-- start of Dataset excerpts --

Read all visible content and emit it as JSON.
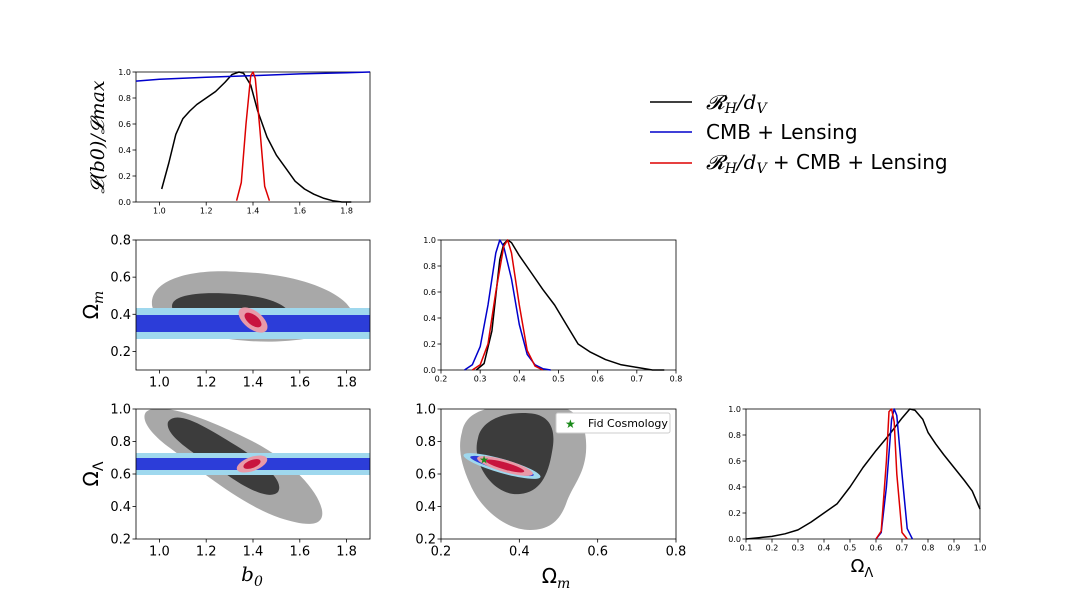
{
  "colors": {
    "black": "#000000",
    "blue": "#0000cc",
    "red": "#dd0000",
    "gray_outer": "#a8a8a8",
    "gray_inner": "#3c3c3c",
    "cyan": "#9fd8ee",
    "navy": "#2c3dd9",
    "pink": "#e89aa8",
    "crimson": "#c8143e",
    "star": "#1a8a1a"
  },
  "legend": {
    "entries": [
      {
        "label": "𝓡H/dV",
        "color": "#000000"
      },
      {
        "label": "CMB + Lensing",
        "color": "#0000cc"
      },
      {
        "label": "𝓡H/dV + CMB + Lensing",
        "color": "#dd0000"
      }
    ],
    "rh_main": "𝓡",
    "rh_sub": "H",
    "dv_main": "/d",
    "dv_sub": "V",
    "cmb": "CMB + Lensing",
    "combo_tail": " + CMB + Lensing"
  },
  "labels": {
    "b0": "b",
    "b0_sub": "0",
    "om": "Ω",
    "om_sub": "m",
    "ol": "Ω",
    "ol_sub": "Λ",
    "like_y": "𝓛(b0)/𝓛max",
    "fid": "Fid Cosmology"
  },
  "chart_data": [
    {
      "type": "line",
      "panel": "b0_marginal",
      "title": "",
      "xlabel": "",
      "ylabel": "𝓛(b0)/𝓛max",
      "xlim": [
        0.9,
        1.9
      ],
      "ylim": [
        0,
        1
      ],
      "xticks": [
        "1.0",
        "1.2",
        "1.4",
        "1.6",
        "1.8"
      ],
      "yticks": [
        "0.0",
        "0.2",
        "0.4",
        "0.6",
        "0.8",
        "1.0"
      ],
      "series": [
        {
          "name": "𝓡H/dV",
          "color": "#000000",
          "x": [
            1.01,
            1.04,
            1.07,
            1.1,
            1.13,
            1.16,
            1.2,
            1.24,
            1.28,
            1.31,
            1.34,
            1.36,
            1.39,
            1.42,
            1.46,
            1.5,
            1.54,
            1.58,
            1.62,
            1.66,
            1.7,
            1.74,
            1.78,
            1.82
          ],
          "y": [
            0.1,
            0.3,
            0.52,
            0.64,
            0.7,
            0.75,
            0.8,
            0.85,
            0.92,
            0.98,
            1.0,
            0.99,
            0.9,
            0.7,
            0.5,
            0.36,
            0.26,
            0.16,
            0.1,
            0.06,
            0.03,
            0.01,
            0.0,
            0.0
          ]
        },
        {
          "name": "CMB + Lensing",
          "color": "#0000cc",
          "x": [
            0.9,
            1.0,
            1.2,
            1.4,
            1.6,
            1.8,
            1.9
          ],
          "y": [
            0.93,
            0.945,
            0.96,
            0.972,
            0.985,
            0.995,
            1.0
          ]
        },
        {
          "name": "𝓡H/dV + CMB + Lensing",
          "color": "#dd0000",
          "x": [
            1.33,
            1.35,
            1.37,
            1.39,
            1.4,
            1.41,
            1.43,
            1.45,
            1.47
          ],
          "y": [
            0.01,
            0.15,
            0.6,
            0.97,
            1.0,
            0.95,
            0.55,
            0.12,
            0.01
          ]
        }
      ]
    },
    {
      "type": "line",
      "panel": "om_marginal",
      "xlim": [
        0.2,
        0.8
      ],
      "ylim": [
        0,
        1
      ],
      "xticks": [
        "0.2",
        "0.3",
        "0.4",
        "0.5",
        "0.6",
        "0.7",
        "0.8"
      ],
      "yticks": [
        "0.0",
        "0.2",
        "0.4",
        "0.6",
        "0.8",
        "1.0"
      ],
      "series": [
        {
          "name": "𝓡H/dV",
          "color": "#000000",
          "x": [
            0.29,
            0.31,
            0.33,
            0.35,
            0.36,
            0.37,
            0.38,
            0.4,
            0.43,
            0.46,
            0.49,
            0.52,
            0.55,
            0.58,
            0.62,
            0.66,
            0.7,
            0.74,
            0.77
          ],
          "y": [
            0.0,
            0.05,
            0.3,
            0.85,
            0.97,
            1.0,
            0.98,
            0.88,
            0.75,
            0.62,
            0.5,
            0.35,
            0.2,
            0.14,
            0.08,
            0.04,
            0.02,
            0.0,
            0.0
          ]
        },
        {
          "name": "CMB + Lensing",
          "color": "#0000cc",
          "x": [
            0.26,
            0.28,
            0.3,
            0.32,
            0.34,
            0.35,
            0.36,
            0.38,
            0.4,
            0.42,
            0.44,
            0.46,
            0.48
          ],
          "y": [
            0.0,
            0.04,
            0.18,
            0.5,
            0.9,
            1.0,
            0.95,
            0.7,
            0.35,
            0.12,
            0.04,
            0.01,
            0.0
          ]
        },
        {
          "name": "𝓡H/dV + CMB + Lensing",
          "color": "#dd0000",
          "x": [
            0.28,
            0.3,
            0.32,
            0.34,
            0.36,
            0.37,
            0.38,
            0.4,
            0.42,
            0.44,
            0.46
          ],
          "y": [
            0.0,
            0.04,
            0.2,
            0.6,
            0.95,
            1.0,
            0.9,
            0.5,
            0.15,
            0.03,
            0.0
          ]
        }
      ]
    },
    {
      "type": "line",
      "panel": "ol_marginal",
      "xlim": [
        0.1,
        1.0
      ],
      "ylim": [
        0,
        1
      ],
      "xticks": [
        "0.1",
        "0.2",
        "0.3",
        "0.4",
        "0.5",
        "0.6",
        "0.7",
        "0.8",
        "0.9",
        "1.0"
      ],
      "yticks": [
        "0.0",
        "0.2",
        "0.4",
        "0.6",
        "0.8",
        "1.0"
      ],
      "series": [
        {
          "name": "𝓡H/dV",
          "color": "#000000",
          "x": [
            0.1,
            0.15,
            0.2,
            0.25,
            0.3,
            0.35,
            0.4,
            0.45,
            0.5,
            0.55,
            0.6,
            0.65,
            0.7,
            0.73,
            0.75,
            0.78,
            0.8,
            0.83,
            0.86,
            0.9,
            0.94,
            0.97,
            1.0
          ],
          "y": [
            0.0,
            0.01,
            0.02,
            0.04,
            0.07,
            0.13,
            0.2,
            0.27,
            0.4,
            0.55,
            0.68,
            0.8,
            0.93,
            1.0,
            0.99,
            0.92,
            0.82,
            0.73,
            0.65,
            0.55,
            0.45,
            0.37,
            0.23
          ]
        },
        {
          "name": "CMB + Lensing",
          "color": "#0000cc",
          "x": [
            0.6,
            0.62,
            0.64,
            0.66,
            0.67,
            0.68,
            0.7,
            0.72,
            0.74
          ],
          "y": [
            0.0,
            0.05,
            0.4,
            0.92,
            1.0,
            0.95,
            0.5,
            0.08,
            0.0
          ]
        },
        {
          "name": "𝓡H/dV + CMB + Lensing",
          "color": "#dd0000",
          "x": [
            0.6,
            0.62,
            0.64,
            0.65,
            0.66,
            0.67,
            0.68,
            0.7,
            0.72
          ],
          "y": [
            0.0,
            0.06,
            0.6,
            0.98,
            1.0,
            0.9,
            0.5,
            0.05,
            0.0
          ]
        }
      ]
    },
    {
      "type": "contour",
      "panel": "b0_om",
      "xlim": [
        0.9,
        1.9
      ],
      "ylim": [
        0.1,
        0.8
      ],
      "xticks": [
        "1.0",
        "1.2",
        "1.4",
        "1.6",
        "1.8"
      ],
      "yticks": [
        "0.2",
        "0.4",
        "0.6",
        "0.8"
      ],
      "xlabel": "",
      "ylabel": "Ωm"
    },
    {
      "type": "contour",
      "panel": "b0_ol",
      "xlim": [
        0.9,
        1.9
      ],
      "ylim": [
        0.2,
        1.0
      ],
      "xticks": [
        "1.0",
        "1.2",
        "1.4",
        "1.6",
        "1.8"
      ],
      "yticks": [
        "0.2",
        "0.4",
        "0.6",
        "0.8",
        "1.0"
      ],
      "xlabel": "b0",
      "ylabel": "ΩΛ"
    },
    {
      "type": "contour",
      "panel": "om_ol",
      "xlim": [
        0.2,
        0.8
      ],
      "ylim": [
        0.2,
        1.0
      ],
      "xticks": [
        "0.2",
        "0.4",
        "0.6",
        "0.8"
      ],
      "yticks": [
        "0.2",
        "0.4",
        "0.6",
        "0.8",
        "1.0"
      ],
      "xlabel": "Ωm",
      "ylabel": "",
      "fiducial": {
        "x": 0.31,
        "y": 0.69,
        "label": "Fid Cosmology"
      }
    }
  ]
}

-- end of Dataset excerpts --
-- start of Dataset excerpts --

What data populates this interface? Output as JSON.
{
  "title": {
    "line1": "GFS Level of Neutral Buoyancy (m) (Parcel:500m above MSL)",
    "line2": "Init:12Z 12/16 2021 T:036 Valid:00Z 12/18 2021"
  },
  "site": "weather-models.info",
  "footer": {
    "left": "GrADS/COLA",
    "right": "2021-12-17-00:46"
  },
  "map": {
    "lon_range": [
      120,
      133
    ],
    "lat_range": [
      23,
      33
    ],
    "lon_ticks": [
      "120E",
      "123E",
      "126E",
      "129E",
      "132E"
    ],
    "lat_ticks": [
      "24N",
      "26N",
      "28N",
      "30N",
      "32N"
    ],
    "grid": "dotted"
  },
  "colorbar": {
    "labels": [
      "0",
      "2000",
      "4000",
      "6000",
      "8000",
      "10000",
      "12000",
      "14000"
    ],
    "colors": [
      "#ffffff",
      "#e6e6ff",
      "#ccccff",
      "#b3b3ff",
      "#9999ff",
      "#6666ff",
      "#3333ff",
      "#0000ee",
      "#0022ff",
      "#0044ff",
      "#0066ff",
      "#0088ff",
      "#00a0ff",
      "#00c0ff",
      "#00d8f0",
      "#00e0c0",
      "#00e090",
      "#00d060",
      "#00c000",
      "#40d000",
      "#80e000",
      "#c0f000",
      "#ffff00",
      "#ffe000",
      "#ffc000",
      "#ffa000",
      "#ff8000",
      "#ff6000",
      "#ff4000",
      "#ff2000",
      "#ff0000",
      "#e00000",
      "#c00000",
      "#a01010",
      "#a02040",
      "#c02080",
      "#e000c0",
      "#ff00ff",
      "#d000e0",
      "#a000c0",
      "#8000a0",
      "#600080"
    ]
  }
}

-- end of Dataset excerpts --
-- start of Dataset excerpts --

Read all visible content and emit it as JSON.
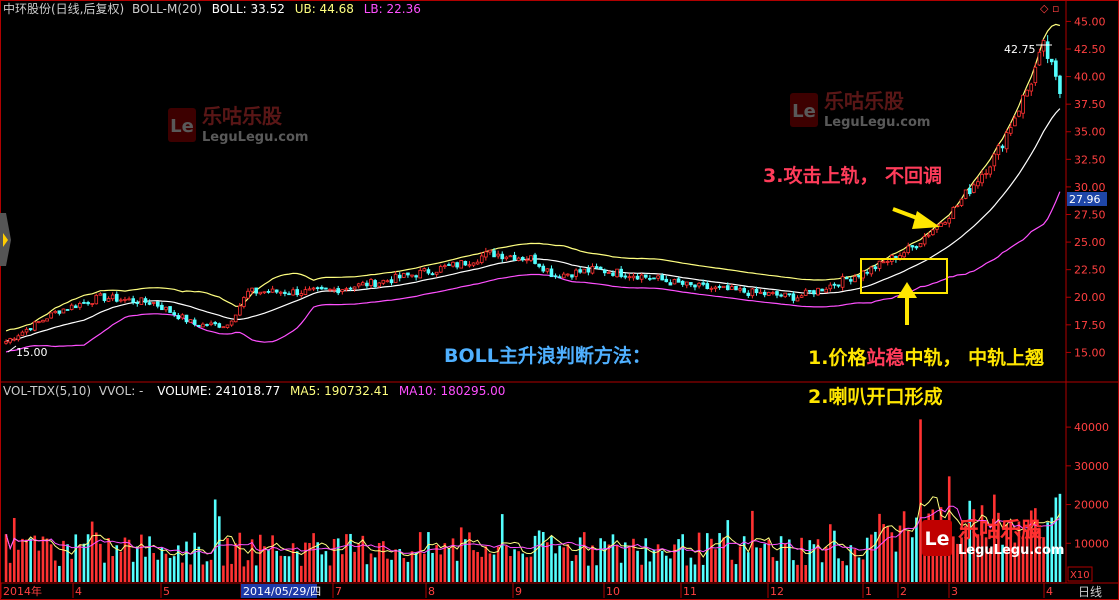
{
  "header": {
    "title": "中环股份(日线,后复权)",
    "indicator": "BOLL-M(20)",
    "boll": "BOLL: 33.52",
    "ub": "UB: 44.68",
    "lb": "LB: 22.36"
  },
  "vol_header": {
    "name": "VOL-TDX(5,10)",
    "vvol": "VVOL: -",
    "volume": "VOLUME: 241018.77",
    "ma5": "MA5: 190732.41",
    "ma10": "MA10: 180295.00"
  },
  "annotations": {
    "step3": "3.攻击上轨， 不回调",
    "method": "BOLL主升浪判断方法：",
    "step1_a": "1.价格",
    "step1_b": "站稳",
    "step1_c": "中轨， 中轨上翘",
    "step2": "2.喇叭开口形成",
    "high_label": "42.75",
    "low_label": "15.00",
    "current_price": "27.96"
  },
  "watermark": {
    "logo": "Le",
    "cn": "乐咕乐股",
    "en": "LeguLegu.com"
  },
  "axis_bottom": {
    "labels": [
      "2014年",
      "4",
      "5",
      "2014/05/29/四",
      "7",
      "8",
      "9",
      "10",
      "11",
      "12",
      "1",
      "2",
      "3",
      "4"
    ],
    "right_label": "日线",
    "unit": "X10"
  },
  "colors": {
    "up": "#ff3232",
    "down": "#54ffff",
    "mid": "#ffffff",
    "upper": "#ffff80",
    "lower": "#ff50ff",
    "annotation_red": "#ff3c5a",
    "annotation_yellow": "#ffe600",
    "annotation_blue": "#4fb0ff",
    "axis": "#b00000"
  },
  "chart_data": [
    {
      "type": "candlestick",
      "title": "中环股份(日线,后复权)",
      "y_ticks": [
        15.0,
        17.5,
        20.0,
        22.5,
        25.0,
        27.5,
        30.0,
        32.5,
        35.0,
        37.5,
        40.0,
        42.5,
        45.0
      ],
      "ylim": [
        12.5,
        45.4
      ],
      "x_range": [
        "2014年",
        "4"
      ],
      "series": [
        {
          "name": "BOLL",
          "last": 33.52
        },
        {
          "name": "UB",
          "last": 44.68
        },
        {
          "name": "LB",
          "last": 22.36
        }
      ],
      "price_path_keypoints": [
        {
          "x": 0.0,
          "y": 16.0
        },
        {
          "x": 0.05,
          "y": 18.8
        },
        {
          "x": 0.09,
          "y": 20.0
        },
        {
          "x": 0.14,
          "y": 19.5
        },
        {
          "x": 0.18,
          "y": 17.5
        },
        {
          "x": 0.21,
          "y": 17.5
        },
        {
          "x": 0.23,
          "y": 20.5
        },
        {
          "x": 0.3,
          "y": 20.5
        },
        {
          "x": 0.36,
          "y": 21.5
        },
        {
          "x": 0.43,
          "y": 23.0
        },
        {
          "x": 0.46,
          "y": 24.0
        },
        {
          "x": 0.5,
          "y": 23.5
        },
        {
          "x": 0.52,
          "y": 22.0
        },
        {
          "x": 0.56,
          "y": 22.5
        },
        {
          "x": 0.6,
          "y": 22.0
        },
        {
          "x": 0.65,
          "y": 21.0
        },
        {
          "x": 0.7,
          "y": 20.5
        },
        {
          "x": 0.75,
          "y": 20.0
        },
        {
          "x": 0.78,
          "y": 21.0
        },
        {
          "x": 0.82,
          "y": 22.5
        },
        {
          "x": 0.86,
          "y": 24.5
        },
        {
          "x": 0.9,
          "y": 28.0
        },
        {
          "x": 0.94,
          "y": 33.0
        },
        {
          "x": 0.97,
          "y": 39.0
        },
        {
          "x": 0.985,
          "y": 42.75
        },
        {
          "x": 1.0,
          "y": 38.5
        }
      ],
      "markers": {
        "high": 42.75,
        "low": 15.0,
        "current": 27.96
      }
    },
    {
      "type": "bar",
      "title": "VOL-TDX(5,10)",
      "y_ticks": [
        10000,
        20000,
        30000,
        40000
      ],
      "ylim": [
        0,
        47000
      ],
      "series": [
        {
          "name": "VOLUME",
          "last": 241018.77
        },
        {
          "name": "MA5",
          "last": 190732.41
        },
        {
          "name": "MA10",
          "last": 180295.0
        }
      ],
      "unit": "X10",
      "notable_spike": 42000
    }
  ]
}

-- end of Dataset excerpts --

Task details =>
State how many lines of the records above contain the word "last", and give only that number.

In response =>
6